* _Your instructions_
Lines that include the word "value" are the ones to copy.

* _Data shown_
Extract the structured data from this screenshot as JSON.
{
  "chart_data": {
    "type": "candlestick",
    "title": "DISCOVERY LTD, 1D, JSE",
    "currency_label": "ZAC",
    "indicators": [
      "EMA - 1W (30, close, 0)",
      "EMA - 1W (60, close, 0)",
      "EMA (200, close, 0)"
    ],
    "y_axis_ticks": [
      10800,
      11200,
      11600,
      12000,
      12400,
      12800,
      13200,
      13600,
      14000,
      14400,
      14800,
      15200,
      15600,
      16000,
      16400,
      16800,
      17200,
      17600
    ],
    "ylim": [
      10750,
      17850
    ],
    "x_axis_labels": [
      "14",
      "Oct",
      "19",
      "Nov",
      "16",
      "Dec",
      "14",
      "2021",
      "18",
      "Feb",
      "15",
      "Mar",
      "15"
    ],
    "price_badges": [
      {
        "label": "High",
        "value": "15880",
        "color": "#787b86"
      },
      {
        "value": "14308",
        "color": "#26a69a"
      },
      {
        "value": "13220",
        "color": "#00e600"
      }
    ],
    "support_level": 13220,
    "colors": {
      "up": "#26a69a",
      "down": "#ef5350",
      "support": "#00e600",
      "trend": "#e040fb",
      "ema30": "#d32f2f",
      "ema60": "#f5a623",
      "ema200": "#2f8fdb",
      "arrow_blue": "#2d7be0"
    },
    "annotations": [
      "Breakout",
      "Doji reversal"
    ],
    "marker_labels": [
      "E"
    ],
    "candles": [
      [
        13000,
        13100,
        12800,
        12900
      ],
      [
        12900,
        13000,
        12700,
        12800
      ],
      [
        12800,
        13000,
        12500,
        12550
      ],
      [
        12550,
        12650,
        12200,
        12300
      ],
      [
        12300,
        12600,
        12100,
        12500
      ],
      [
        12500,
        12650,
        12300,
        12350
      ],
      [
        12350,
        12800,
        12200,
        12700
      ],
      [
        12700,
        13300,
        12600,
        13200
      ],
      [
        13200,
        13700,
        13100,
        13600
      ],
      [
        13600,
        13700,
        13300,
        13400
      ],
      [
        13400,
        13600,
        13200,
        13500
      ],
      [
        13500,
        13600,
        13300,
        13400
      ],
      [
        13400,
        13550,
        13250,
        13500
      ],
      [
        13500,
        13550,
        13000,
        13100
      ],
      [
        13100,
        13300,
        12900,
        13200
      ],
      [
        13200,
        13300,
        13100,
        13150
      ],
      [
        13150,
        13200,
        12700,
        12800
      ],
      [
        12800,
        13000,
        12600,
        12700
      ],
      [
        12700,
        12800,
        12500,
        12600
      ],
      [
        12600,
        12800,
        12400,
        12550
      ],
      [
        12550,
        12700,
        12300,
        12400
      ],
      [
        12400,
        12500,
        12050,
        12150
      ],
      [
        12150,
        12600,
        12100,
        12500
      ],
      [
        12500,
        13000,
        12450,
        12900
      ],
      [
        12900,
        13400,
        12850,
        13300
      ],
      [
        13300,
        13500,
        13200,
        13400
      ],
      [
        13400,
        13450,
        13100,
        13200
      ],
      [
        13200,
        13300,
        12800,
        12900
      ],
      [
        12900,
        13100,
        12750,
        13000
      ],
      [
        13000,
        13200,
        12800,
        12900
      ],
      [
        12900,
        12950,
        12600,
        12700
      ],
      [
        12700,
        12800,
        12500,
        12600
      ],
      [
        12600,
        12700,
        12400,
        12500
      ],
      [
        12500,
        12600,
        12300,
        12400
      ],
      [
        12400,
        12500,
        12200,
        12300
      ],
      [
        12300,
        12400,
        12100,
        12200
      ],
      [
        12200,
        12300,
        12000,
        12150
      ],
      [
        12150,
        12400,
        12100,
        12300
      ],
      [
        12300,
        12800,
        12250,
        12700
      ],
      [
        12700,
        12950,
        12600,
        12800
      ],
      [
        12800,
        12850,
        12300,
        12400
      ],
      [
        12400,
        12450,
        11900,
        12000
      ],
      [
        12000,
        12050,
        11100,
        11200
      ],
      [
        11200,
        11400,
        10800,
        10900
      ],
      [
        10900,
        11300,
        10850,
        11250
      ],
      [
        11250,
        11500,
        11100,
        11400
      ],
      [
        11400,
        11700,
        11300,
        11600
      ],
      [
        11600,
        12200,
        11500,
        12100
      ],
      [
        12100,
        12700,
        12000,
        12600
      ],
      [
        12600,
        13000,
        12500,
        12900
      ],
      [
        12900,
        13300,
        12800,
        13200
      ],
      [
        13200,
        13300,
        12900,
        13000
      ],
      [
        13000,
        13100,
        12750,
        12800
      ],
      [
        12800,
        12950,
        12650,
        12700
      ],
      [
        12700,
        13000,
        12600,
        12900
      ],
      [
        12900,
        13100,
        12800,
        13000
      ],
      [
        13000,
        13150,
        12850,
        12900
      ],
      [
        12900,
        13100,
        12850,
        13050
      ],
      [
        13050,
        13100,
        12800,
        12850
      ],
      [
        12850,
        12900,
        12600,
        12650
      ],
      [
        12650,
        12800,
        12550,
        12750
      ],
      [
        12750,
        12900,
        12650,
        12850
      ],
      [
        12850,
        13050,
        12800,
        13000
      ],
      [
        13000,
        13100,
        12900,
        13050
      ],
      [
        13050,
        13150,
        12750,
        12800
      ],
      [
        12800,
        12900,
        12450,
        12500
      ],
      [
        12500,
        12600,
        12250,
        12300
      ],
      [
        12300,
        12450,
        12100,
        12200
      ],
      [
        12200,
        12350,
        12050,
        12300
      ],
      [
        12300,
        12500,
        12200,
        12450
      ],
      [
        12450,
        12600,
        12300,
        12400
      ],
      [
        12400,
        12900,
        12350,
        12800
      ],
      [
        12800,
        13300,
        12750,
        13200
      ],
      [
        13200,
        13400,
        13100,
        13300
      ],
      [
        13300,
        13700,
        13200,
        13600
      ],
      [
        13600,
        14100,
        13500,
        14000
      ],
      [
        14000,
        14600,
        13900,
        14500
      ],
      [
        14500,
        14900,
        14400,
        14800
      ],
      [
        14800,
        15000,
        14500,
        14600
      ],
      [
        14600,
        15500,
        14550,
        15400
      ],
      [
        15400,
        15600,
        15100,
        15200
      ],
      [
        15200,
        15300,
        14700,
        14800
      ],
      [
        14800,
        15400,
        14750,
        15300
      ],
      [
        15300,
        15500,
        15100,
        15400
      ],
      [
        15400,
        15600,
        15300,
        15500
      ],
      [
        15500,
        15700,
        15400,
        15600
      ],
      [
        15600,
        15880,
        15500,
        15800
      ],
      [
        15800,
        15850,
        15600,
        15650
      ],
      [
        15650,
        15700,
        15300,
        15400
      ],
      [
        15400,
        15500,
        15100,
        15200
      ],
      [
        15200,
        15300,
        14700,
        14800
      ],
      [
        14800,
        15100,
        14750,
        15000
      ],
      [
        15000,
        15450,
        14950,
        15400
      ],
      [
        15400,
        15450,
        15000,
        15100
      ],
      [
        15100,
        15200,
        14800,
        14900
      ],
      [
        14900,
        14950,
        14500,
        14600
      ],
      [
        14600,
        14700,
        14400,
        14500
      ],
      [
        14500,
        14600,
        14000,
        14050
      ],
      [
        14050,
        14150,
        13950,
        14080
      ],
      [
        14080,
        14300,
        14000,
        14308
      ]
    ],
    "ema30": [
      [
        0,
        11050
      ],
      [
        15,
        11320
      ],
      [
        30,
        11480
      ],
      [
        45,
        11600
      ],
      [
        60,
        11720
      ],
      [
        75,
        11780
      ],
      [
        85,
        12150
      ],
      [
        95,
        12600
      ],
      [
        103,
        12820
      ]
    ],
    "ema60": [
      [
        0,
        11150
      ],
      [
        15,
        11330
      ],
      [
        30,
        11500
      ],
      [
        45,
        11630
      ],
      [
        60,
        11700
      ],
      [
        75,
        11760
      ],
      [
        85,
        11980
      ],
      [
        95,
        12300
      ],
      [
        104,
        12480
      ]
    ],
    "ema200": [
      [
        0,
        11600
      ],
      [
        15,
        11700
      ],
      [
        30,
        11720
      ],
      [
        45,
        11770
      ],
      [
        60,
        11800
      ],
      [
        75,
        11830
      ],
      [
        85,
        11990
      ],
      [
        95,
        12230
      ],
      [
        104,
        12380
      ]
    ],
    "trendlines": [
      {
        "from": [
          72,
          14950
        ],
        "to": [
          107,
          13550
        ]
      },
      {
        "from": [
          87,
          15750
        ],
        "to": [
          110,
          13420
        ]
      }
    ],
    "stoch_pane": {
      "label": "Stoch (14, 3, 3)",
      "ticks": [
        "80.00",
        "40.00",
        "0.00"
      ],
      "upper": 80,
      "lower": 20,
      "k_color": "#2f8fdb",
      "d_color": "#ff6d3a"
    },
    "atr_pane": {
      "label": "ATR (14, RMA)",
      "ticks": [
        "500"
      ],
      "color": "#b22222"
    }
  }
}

* _Expected output_
        "value": "15880",
        "value": "14308",
        "value": "13220",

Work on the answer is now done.